▸ **RECORDS TO PROCESS**

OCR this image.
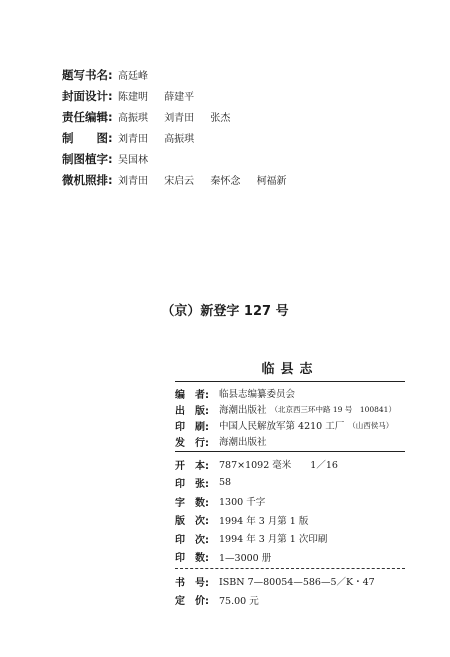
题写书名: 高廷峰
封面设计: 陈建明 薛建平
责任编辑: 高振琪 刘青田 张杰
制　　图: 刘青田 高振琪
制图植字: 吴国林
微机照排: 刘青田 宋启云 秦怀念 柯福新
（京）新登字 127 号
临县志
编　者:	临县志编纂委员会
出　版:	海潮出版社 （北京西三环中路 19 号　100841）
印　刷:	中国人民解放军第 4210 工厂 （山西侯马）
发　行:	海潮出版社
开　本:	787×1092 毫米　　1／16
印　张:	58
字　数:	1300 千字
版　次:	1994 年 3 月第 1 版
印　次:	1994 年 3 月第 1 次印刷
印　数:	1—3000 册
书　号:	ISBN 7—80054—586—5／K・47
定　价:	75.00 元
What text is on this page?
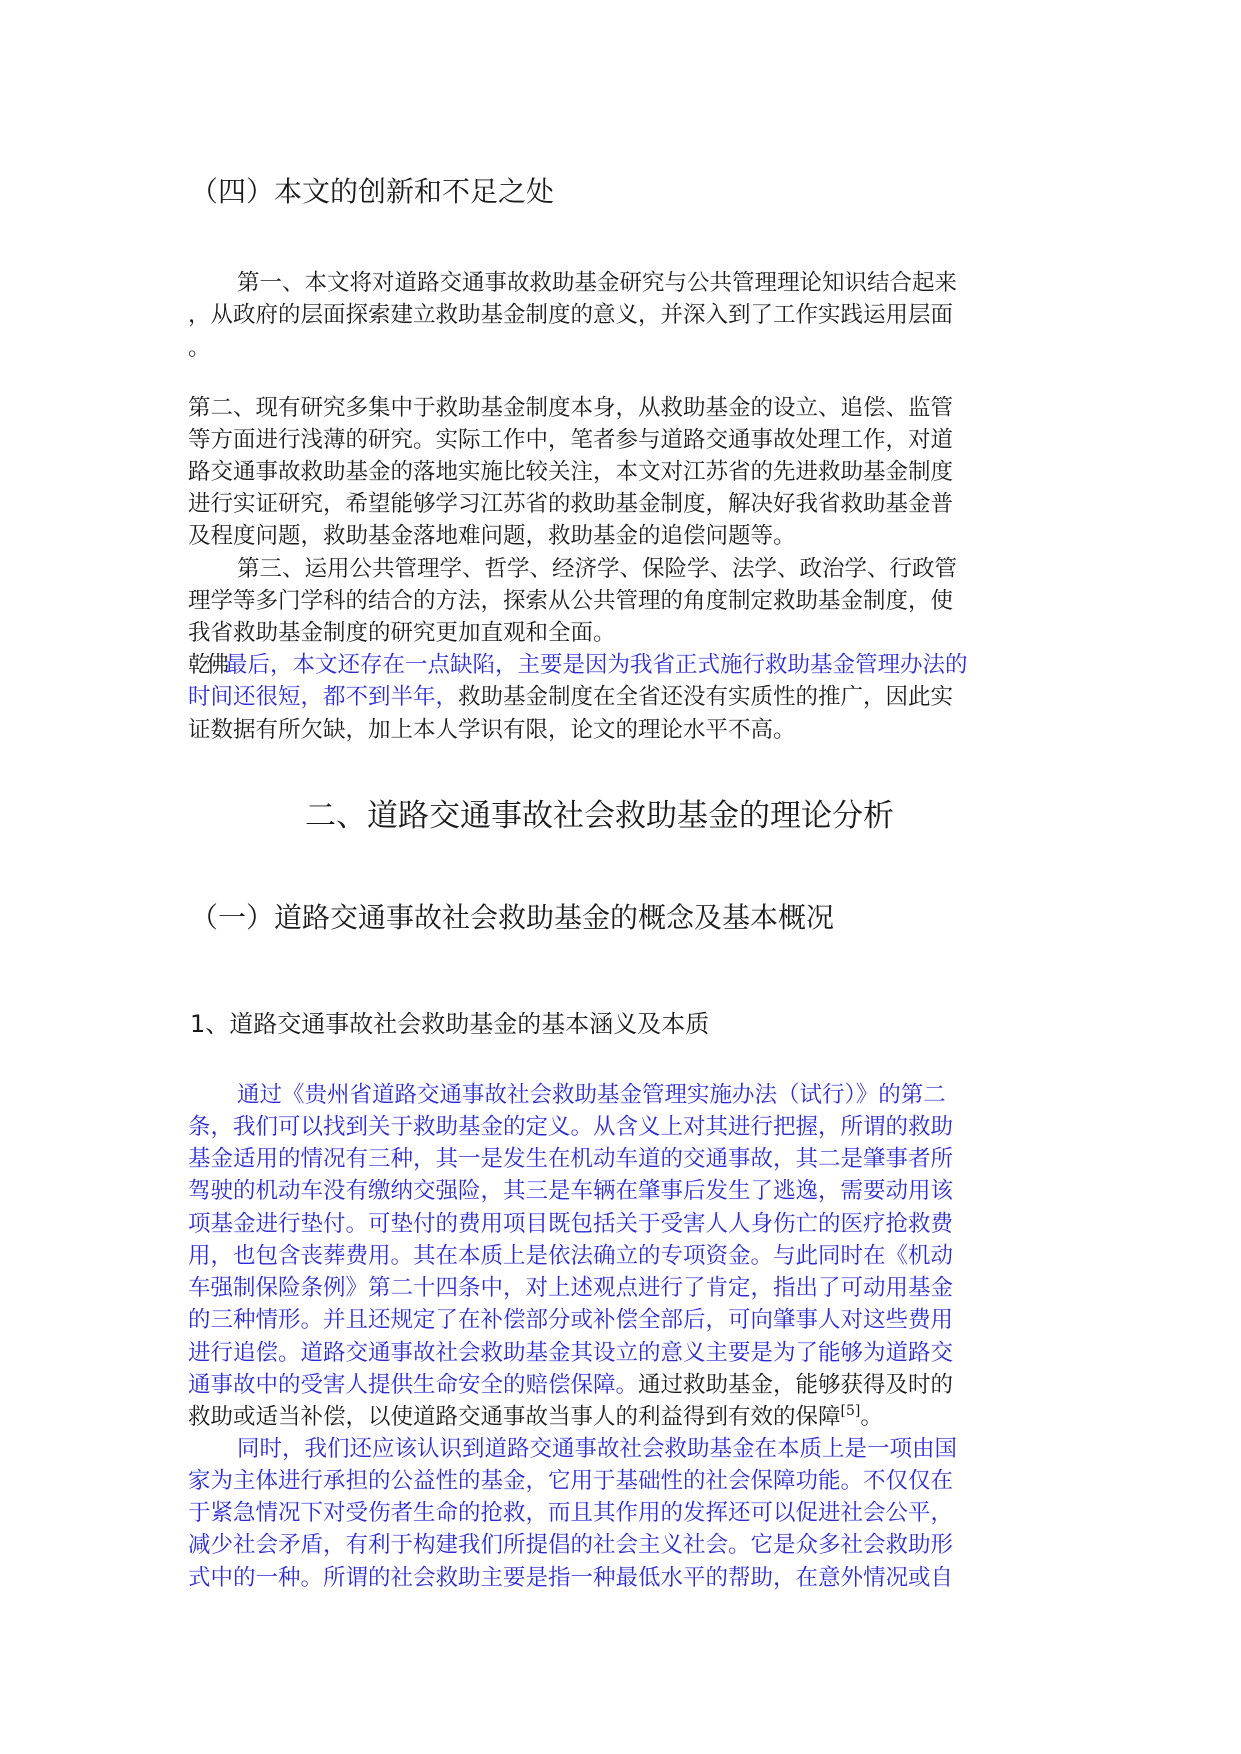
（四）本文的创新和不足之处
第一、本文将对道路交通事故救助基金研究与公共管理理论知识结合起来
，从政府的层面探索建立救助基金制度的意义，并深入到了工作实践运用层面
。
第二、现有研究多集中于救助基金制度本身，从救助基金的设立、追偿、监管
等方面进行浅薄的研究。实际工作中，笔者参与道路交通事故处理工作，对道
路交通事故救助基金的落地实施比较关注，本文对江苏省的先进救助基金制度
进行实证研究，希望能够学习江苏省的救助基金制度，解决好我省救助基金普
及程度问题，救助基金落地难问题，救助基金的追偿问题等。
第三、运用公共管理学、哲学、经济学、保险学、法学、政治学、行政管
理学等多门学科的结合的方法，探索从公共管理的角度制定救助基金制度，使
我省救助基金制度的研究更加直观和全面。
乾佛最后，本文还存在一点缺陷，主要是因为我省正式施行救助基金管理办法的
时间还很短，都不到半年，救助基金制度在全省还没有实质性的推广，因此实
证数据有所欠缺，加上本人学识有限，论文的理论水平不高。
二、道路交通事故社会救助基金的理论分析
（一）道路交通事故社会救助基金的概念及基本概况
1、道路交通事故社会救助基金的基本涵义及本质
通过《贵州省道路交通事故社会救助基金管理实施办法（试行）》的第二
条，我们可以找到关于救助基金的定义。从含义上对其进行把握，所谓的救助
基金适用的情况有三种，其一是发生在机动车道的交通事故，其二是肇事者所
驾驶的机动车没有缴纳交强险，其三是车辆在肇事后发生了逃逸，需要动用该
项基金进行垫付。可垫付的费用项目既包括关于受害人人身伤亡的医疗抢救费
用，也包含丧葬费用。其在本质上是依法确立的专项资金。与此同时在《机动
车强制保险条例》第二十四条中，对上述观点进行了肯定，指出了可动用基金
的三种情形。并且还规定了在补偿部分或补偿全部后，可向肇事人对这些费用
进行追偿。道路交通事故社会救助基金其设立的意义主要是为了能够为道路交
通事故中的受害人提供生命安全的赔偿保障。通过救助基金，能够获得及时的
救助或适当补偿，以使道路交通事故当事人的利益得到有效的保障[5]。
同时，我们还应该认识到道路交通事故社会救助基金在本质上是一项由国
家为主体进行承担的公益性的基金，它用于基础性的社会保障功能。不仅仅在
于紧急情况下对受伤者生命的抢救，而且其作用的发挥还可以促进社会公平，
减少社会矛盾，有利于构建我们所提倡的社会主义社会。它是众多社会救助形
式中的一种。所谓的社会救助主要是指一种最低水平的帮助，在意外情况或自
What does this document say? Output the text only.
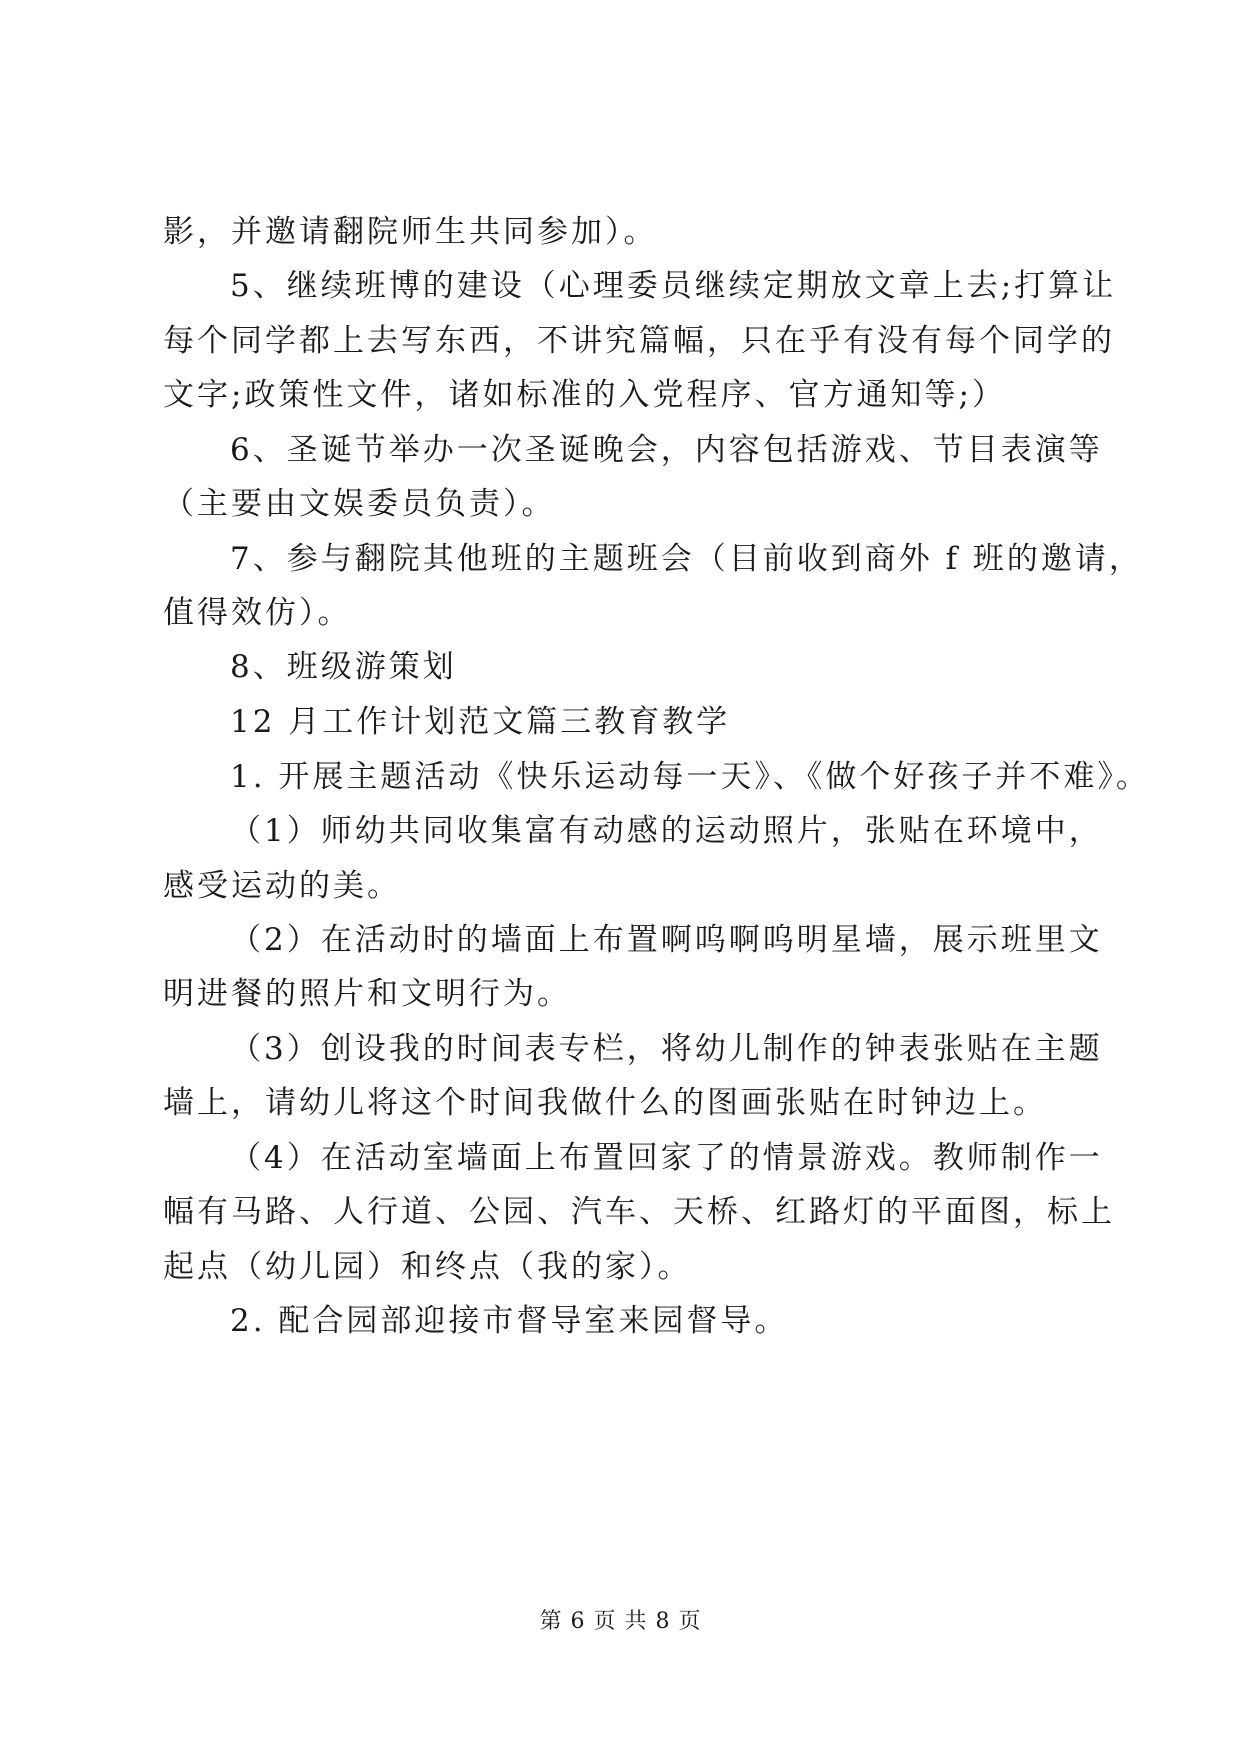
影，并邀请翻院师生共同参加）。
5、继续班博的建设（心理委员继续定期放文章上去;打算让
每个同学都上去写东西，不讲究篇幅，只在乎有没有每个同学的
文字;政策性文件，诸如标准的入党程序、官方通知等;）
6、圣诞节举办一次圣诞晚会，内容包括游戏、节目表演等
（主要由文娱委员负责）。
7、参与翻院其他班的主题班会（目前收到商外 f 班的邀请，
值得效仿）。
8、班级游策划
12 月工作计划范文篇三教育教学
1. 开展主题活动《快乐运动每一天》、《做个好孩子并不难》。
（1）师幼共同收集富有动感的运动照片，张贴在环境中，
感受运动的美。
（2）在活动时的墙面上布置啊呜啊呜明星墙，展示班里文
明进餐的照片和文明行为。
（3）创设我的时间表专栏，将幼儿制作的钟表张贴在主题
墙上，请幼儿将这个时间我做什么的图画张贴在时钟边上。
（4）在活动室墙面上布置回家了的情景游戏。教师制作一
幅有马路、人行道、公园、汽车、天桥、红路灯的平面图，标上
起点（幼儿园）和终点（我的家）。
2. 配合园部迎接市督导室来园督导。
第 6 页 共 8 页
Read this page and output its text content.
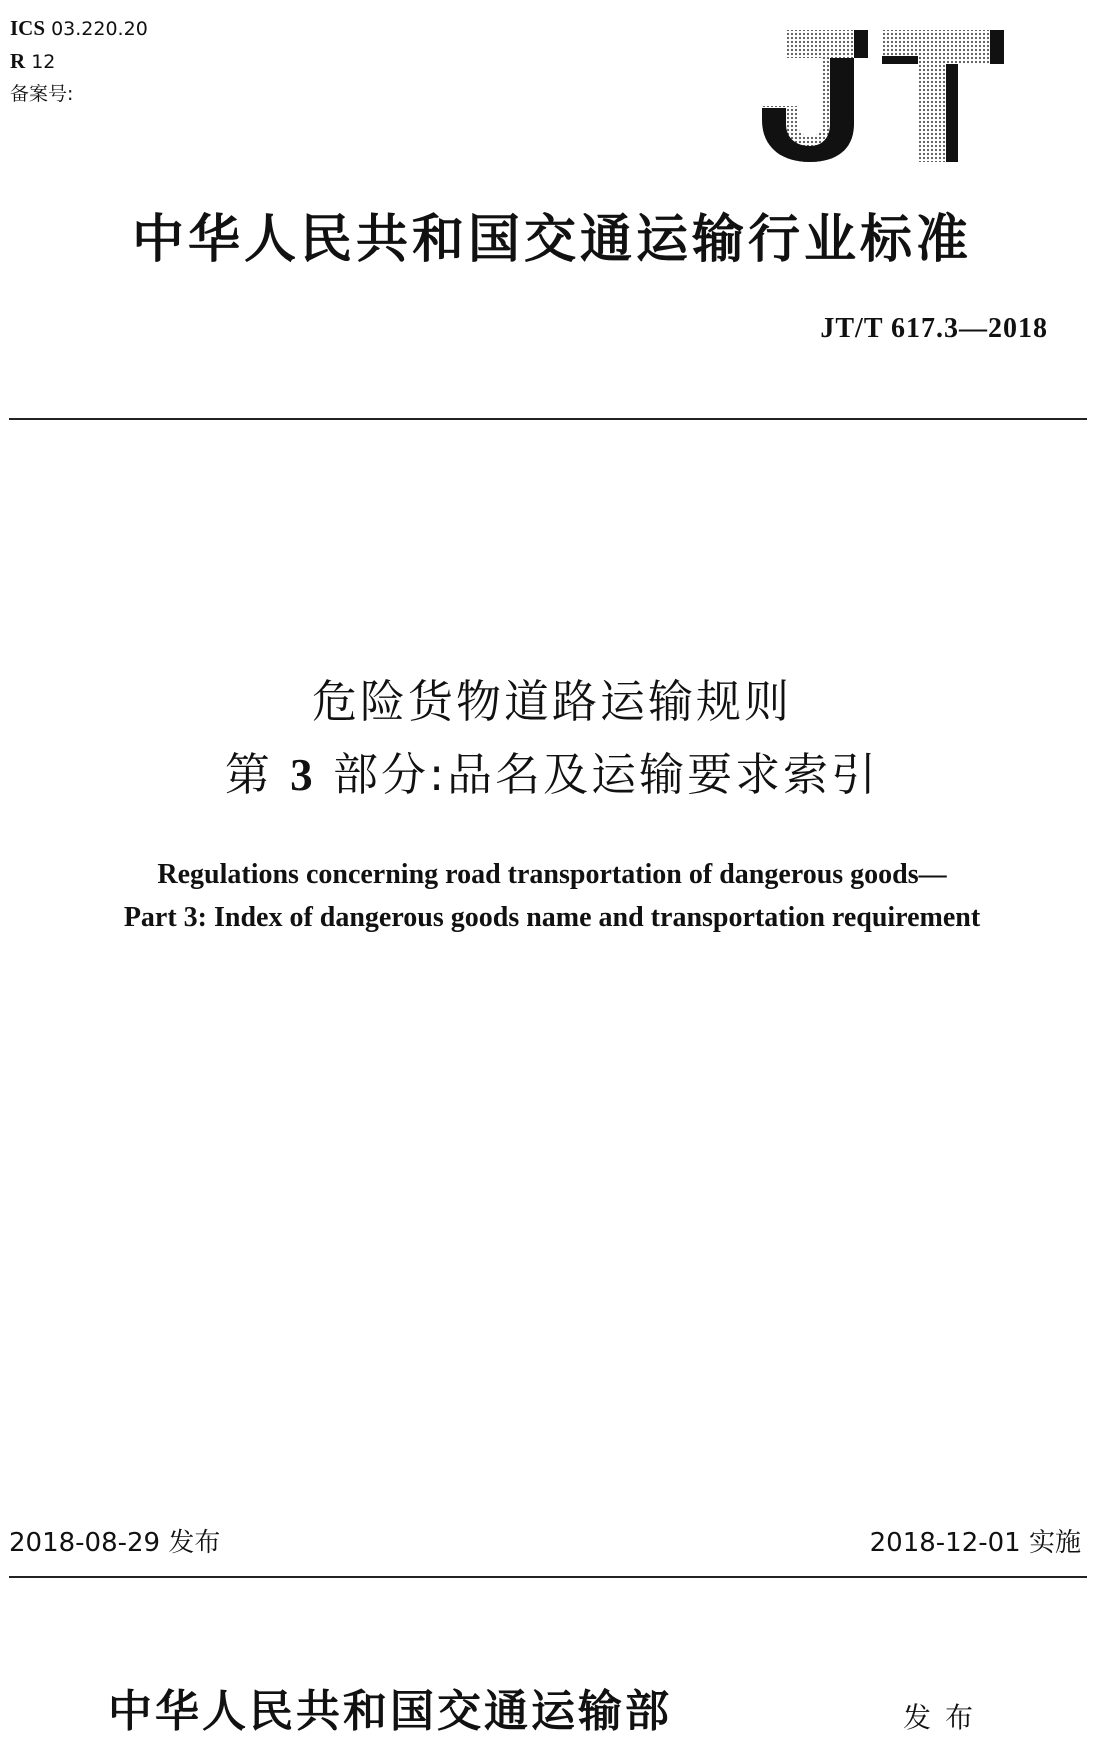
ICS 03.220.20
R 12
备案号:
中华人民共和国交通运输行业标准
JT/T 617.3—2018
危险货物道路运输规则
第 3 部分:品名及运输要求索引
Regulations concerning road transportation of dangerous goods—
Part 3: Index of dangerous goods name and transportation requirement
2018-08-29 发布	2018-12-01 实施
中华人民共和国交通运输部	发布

▸ **OBJECTIVE**
Your copy should match the records word for word, with the pictures removed.

▸ **ANSWER**
OCR this image.
题写书名: 高廷峰
封面设计: 陈建明 薛建平
责任编辑: 高振琪 刘青田 张杰
制　　图: 刘青田 高振琪
制图植字: 吴国林
微机照排: 刘青田 宋启云 秦怀念 柯福新
（京）新登字 127 号
临县志
编　者:	临县志编纂委员会
出　版:	海潮出版社 （北京西三环中路 19 号　100841）
印　刷:	中国人民解放军第 4210 工厂 （山西侯马）
发　行:	海潮出版社
开　本:	787×1092 毫米　　1／16
印　张:	58
字　数:	1300 千字
版　次:	1994 年 3 月第 1 版
印　次:	1994 年 3 月第 1 次印刷
印　数:	1—3000 册
书　号:	ISBN 7—80054—586—5／K・47
定　价:	75.00 元
What text is on this page?
（四）本文的创新和不足之处
第一、本文将对道路交通事故救助基金研究与公共管理理论知识结合起来
，从政府的层面探索建立救助基金制度的意义，并深入到了工作实践运用层面
。
第二、现有研究多集中于救助基金制度本身，从救助基金的设立、追偿、监管
等方面进行浅薄的研究。实际工作中，笔者参与道路交通事故处理工作，对道
路交通事故救助基金的落地实施比较关注，本文对江苏省的先进救助基金制度
进行实证研究，希望能够学习江苏省的救助基金制度，解决好我省救助基金普
及程度问题，救助基金落地难问题，救助基金的追偿问题等。
第三、运用公共管理学、哲学、经济学、保险学、法学、政治学、行政管
理学等多门学科的结合的方法，探索从公共管理的角度制定救助基金制度，使
我省救助基金制度的研究更加直观和全面。
乾佛最后，本文还存在一点缺陷，主要是因为我省正式施行救助基金管理办法的
时间还很短，都不到半年，救助基金制度在全省还没有实质性的推广，因此实
证数据有所欠缺，加上本人学识有限，论文的理论水平不高。
二、道路交通事故社会救助基金的理论分析
（一）道路交通事故社会救助基金的概念及基本概况
1、道路交通事故社会救助基金的基本涵义及本质
通过《贵州省道路交通事故社会救助基金管理实施办法（试行）》的第二
条，我们可以找到关于救助基金的定义。从含义上对其进行把握，所谓的救助
基金适用的情况有三种，其一是发生在机动车道的交通事故，其二是肇事者所
驾驶的机动车没有缴纳交强险，其三是车辆在肇事后发生了逃逸，需要动用该
项基金进行垫付。可垫付的费用项目既包括关于受害人人身伤亡的医疗抢救费
用，也包含丧葬费用。其在本质上是依法确立的专项资金。与此同时在《机动
车强制保险条例》第二十四条中，对上述观点进行了肯定，指出了可动用基金
的三种情形。并且还规定了在补偿部分或补偿全部后，可向肇事人对这些费用
进行追偿。道路交通事故社会救助基金其设立的意义主要是为了能够为道路交
通事故中的受害人提供生命安全的赔偿保障。通过救助基金，能够获得及时的
救助或适当补偿，以使道路交通事故当事人的利益得到有效的保障[5]。
同时，我们还应该认识到道路交通事故社会救助基金在本质上是一项由国
家为主体进行承担的公益性的基金，它用于基础性的社会保障功能。不仅仅在
于紧急情况下对受伤者生命的抢救，而且其作用的发挥还可以促进社会公平，
减少社会矛盾，有利于构建我们所提倡的社会主义社会。它是众多社会救助形
式中的一种。所谓的社会救助主要是指一种最低水平的帮助，在意外情况或自
What does this document say? Output the text only.
影，并邀请翻院师生共同参加）。
5、继续班博的建设（心理委员继续定期放文章上去;打算让
每个同学都上去写东西，不讲究篇幅，只在乎有没有每个同学的
文字;政策性文件，诸如标准的入党程序、官方通知等;）
6、圣诞节举办一次圣诞晚会，内容包括游戏、节目表演等
（主要由文娱委员负责）。
7、参与翻院其他班的主题班会（目前收到商外 f 班的邀请，
值得效仿）。
8、班级游策划
12 月工作计划范文篇三教育教学
1. 开展主题活动《快乐运动每一天》、《做个好孩子并不难》。
（1）师幼共同收集富有动感的运动照片，张贴在环境中，
感受运动的美。
（2）在活动时的墙面上布置啊呜啊呜明星墙，展示班里文
明进餐的照片和文明行为。
（3）创设我的时间表专栏，将幼儿制作的钟表张贴在主题
墙上，请幼儿将这个时间我做什么的图画张贴在时钟边上。
（4）在活动室墙面上布置回家了的情景游戏。教师制作一
幅有马路、人行道、公园、汽车、天桥、红路灯的平面图，标上
起点（幼儿园）和终点（我的家）。
2. 配合园部迎接市督导室来园督导。
第 6 页 共 8 页
Read this page and output its text content.
ICS 03.220.20
R 12
备案号:
中华人民共和国交通运输行业标准
JT/T 617.3—2018
危险货物道路运输规则
第 3 部分:品名及运输要求索引
Regulations concerning road transportation of dangerous goods—
Part 3: Index of dangerous goods name and transportation requirement
2018-08-29 发布	2018-12-01 实施
中华人民共和国交通运输部	发布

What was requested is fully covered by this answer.